### Work to do
The records below should be written out again, exactly.

[Some records]
-------------------------

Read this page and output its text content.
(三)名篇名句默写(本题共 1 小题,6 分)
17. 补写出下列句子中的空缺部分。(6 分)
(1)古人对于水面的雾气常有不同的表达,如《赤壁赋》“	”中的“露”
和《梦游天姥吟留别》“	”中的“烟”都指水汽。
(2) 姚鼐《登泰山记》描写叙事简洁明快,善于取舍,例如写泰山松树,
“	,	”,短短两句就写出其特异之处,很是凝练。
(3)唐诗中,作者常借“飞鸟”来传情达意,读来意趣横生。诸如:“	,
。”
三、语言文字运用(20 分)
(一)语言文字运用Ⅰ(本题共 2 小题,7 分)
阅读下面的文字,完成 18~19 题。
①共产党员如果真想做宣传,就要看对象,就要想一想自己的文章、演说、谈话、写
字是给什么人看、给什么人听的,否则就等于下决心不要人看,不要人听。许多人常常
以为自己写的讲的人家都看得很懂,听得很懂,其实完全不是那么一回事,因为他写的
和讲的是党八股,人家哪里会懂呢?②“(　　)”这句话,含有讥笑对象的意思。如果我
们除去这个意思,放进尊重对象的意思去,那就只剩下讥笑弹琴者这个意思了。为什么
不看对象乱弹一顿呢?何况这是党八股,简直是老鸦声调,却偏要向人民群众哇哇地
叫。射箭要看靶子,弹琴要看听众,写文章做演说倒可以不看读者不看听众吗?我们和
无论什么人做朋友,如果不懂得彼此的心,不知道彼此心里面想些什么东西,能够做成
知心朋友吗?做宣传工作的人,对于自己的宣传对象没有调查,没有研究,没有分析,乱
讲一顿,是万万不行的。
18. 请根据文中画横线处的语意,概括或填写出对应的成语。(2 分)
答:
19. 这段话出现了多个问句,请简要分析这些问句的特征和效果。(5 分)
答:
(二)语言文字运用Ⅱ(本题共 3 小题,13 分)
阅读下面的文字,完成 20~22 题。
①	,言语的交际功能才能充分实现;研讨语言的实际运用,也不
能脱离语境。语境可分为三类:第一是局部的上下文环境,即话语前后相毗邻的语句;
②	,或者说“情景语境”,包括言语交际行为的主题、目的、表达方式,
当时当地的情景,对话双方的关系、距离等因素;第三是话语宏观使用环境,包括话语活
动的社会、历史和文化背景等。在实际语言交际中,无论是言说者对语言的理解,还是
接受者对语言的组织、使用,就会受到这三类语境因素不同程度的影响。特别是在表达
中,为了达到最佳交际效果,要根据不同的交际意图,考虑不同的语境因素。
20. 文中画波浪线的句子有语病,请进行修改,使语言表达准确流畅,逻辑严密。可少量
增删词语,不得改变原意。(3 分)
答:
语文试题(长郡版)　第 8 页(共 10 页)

-------------------------

### Output of the task
Read this page and output its text content.
(三)名篇名句默写(本题共 1 小题,6 分)
17. 补写出下列句子中的空缺部分。(6 分)
(1)古人对于水面的雾气常有不同的表达,如《赤壁赋》“	”中的“露”
和《梦游天姥吟留别》“	”中的“烟”都指水汽。
(2) 姚鼐《登泰山记》描写叙事简洁明快,善于取舍,例如写泰山松树,
“	,	”,短短两句就写出其特异之处,很是凝练。
(3)唐诗中,作者常借“飞鸟”来传情达意,读来意趣横生。诸如:“	,
。”
三、语言文字运用(20 分)
(一)语言文字运用Ⅰ(本题共 2 小题,7 分)
阅读下面的文字,完成 18~19 题。
①共产党员如果真想做宣传,就要看对象,就要想一想自己的文章、演说、谈话、写
字是给什么人看、给什么人听的,否则就等于下决心不要人看,不要人听。许多人常常
以为自己写的讲的人家都看得很懂,听得很懂,其实完全不是那么一回事,因为他写的
和讲的是党八股,人家哪里会懂呢?②“(　　)”这句话,含有讥笑对象的意思。如果我
们除去这个意思,放进尊重对象的意思去,那就只剩下讥笑弹琴者这个意思了。为什么
不看对象乱弹一顿呢?何况这是党八股,简直是老鸦声调,却偏要向人民群众哇哇地
叫。射箭要看靶子,弹琴要看听众,写文章做演说倒可以不看读者不看听众吗?我们和
无论什么人做朋友,如果不懂得彼此的心,不知道彼此心里面想些什么东西,能够做成
知心朋友吗?做宣传工作的人,对于自己的宣传对象没有调查,没有研究,没有分析,乱
讲一顿,是万万不行的。
18. 请根据文中画横线处的语意,概括或填写出对应的成语。(2 分)
答:
19. 这段话出现了多个问句,请简要分析这些问句的特征和效果。(5 分)
答:
(二)语言文字运用Ⅱ(本题共 3 小题,13 分)
阅读下面的文字,完成 20~22 题。
①	,言语的交际功能才能充分实现;研讨语言的实际运用,也不
能脱离语境。语境可分为三类:第一是局部的上下文环境,即话语前后相毗邻的语句;
②	,或者说“情景语境”,包括言语交际行为的主题、目的、表达方式,
当时当地的情景,对话双方的关系、距离等因素;第三是话语宏观使用环境,包括话语活
动的社会、历史和文化背景等。在实际语言交际中,无论是言说者对语言的理解,还是
接受者对语言的组织、使用,就会受到这三类语境因素不同程度的影响。特别是在表达
中,为了达到最佳交际效果,要根据不同的交际意图,考虑不同的语境因素。
20. 文中画波浪线的句子有语病,请进行修改,使语言表达准确流畅,逻辑严密。可少量
增删词语,不得改变原意。(3 分)
答:
语文试题(长郡版)　第 8 页(共 10 页)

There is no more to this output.